DIRECTIONS FOR THIS TASK:
Write out every line of the rows below as a JSON list of strings, one string per line, leaving out any blank lines.

DATA RECORDS:

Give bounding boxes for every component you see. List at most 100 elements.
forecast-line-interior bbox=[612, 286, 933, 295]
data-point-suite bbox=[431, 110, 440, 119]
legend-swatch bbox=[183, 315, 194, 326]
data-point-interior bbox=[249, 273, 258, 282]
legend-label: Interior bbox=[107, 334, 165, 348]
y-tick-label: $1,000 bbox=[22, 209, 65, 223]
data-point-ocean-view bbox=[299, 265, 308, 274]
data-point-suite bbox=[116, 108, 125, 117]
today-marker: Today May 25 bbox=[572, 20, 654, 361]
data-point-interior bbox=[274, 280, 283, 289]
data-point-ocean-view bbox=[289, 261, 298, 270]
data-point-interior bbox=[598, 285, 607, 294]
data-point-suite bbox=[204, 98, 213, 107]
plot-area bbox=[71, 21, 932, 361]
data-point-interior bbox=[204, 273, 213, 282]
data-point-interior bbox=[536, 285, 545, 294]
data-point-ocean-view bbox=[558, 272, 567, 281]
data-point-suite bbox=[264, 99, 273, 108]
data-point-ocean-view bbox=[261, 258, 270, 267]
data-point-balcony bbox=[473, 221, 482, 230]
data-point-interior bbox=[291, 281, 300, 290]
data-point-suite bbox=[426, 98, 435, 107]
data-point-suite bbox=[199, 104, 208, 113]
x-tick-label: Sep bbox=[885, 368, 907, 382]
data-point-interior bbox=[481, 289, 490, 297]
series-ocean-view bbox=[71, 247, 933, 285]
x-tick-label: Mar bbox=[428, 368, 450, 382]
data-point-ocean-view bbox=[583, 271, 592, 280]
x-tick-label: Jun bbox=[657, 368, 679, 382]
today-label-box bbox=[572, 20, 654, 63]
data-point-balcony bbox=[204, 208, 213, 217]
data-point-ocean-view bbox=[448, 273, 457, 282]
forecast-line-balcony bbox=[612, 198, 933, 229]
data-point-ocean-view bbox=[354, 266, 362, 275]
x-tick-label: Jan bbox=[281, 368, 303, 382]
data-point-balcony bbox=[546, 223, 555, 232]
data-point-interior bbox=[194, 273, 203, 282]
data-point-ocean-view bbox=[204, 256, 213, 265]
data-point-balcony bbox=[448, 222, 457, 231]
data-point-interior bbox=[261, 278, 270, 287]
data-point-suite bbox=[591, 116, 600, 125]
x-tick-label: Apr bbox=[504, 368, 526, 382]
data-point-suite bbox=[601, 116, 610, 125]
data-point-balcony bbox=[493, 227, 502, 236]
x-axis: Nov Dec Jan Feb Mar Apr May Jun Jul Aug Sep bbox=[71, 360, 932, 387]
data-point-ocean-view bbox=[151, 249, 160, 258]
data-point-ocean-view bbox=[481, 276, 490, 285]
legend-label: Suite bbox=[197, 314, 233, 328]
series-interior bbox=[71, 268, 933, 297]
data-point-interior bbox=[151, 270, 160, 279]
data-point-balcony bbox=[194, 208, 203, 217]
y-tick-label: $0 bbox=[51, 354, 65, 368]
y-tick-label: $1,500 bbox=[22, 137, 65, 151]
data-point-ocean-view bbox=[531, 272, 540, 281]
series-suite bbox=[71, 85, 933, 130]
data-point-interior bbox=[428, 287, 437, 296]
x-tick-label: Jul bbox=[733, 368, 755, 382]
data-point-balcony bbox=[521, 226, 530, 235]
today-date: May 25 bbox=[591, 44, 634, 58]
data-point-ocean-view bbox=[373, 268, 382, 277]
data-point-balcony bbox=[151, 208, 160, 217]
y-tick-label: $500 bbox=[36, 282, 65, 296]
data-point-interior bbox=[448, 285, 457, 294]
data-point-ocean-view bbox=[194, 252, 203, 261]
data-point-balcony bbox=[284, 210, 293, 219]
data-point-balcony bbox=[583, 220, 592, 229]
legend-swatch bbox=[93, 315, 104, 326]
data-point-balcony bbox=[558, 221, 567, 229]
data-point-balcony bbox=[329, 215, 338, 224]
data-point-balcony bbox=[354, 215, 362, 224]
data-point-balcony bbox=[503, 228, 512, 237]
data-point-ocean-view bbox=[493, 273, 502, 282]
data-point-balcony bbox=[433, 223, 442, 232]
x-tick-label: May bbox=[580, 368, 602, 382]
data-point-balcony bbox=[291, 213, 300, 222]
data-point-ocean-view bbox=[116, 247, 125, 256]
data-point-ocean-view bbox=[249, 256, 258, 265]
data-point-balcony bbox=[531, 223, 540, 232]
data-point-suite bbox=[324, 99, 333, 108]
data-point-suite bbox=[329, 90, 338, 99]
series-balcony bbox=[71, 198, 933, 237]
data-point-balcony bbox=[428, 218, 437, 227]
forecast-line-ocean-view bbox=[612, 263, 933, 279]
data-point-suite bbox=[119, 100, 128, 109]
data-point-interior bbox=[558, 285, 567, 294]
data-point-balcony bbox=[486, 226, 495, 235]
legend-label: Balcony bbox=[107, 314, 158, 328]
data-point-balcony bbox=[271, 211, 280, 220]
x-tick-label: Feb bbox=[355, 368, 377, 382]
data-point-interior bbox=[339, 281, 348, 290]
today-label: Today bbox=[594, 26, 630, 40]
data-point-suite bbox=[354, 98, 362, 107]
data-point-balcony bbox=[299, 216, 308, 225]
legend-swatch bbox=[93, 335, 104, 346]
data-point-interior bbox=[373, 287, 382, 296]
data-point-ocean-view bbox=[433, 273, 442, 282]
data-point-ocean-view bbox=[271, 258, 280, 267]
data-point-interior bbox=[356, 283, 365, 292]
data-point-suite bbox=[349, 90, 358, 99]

RESULT FOR THIS EXERCISE:
[
  "Give bounding boxes for every component you see. List at most 100 elements.",
  "forecast-line-interior bbox=[612, 286, 933, 295]",
  "data-point-suite bbox=[431, 110, 440, 119]",
  "legend-swatch bbox=[183, 315, 194, 326]",
  "data-point-interior bbox=[249, 273, 258, 282]",
  "legend-label: Interior bbox=[107, 334, 165, 348]",
  "y-tick-label: $1,000 bbox=[22, 209, 65, 223]",
  "data-point-ocean-view bbox=[299, 265, 308, 274]",
  "data-point-suite bbox=[116, 108, 125, 117]",
  "today-marker: Today May 25 bbox=[572, 20, 654, 361]",
  "data-point-interior bbox=[274, 280, 283, 289]",
  "data-point-ocean-view bbox=[289, 261, 298, 270]",
  "data-point-interior bbox=[598, 285, 607, 294]",
  "data-point-suite bbox=[204, 98, 213, 107]",
  "plot-area bbox=[71, 21, 932, 361]",
  "data-point-interior bbox=[204, 273, 213, 282]",
  "data-point-interior bbox=[536, 285, 545, 294]",
  "data-point-ocean-view bbox=[558, 272, 567, 281]",
  "data-point-suite bbox=[264, 99, 273, 108]",
  "data-point-ocean-view bbox=[261, 258, 270, 267]",
  "data-point-balcony bbox=[473, 221, 482, 230]",
  "data-point-interior bbox=[291, 281, 300, 290]",
  "data-point-suite bbox=[426, 98, 435, 107]",
  "data-point-suite bbox=[199, 104, 208, 113]",
  "x-tick-label: Sep bbox=[885, 368, 907, 382]",
  "data-point-interior bbox=[481, 289, 490, 297]",
  "series-ocean-view bbox=[71, 247, 933, 285]",
  "x-tick-label: Mar bbox=[428, 368, 450, 382]",
  "data-point-ocean-view bbox=[583, 271, 592, 280]",
  "x-tick-label: Jun bbox=[657, 368, 679, 382]",
  "today-label-box bbox=[572, 20, 654, 63]",
  "data-point-balcony bbox=[204, 208, 213, 217]",
  "data-point-ocean-view bbox=[448, 273, 457, 282]",
  "forecast-line-balcony bbox=[612, 198, 933, 229]",
  "data-point-ocean-view bbox=[354, 266, 362, 275]",
  "x-tick-label: Jan bbox=[281, 368, 303, 382]",
  "data-point-balcony bbox=[546, 223, 555, 232]",
  "data-point-interior bbox=[194, 273, 203, 282]",
  "data-point-ocean-view bbox=[204, 256, 213, 265]",
  "data-point-balcony bbox=[448, 222, 457, 231]",
  "data-point-interior bbox=[261, 278, 270, 287]",
  "data-point-suite bbox=[591, 116, 600, 125]",
  "x-tick-label: Apr bbox=[504, 368, 526, 382]",
  "data-point-suite bbox=[601, 116, 610, 125]",
  "data-point-balcony bbox=[493, 227, 502, 236]",
  "x-axis: Nov Dec Jan Feb Mar Apr May Jun Jul Aug Sep bbox=[71, 360, 932, 387]",
  "data-point-ocean-view bbox=[151, 249, 160, 258]",
  "data-point-ocean-view bbox=[481, 276, 490, 285]",
  "legend-label: Suite bbox=[197, 314, 233, 328]",
  "series-interior bbox=[71, 268, 933, 297]",
  "data-point-interior bbox=[151, 270, 160, 279]",
  "data-point-balcony bbox=[194, 208, 203, 217]",
  "y-tick-label: $0 bbox=[51, 354, 65, 368]",
  "y-tick-label: $1,500 bbox=[22, 137, 65, 151]",
  "data-point-ocean-view bbox=[531, 272, 540, 281]",
  "series-suite bbox=[71, 85, 933, 130]",
  "data-point-interior bbox=[428, 287, 437, 296]",
  "x-tick-label: Jul bbox=[733, 368, 755, 382]",
  "data-point-balcony bbox=[521, 226, 530, 235]",
  "today-date: May 25 bbox=[591, 44, 634, 58]",
  "data-point-ocean-view bbox=[373, 268, 382, 277]",
  "data-point-balcony bbox=[151, 208, 160, 217]",
  "y-tick-label: $500 bbox=[36, 282, 65, 296]",
  "data-point-interior bbox=[448, 285, 457, 294]",
  "data-point-ocean-view bbox=[194, 252, 203, 261]",
  "data-point-balcony bbox=[284, 210, 293, 219]",
  "data-point-balcony bbox=[583, 220, 592, 229]",
  "legend-swatch bbox=[93, 315, 104, 326]",
  "data-point-balcony bbox=[558, 221, 567, 229]",
  "data-point-balcony bbox=[329, 215, 338, 224]",
  "data-point-balcony bbox=[354, 215, 362, 224]",
  "data-point-balcony bbox=[503, 228, 512, 237]",
  "data-point-ocean-view bbox=[493, 273, 502, 282]",
  "data-point-balcony bbox=[433, 223, 442, 232]",
  "x-tick-label: May bbox=[580, 368, 602, 382]",
  "data-point-balcony bbox=[291, 213, 300, 222]",
  "data-point-ocean-view bbox=[116, 247, 125, 256]",
  "data-point-ocean-view bbox=[249, 256, 258, 265]",
  "data-point-balcony bbox=[531, 223, 540, 232]",
  "data-point-suite bbox=[324, 99, 333, 108]",
  "data-point-suite bbox=[329, 90, 338, 99]",
  "series-balcony bbox=[71, 198, 933, 237]",
  "data-point-balcony bbox=[428, 218, 437, 227]",
  "forecast-line-ocean-view bbox=[612, 263, 933, 279]",
  "data-point-suite bbox=[119, 100, 128, 109]",
  "data-point-interior bbox=[558, 285, 567, 294]",
  "data-point-balcony bbox=[486, 226, 495, 235]",
  "legend-label: Balcony bbox=[107, 314, 158, 328]",
  "data-point-balcony bbox=[271, 211, 280, 220]",
  "x-tick-label: Feb bbox=[355, 368, 377, 382]",
  "data-point-interior bbox=[339, 281, 348, 290]",
  "today-label: Today bbox=[594, 26, 630, 40]",
  "data-point-suite bbox=[354, 98, 362, 107]",
  "data-point-balcony bbox=[299, 216, 308, 225]",
  "legend-swatch bbox=[93, 335, 104, 346]",
  "data-point-interior bbox=[373, 287, 382, 296]",
  "data-point-ocean-view bbox=[433, 273, 442, 282]",
  "data-point-ocean-view bbox=[271, 258, 280, 267]",
  "data-point-interior bbox=[356, 283, 365, 292]",
  "data-point-suite bbox=[349, 90, 358, 99]"
]